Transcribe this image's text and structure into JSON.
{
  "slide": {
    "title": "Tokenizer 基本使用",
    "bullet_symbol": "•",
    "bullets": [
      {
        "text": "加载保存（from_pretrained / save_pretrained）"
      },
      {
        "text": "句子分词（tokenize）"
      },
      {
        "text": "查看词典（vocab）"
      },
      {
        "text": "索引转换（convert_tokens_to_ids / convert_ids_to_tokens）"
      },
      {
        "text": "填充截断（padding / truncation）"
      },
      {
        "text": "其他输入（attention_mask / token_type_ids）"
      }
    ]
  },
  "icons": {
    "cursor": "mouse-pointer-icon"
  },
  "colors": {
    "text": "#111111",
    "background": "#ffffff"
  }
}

Given exercise: Your task is to transcribe the material exactly.

Exercise output:
Transcribe this image's text and structure into JSON.
{
  "slide": {
    "title": "Tokenizer 基本使用",
    "bullet_symbol": "•",
    "bullets": [
      {
        "text": "加载保存（from_pretrained / save_pretrained）"
      },
      {
        "text": "句子分词（tokenize）"
      },
      {
        "text": "查看词典（vocab）"
      },
      {
        "text": "索引转换（convert_tokens_to_ids / convert_ids_to_tokens）"
      },
      {
        "text": "填充截断（padding / truncation）"
      },
      {
        "text": "其他输入（attention_mask / token_type_ids）"
      }
    ]
  },
  "icons": {
    "cursor": "mouse-pointer-icon"
  },
  "colors": {
    "text": "#111111",
    "background": "#ffffff"
  }
}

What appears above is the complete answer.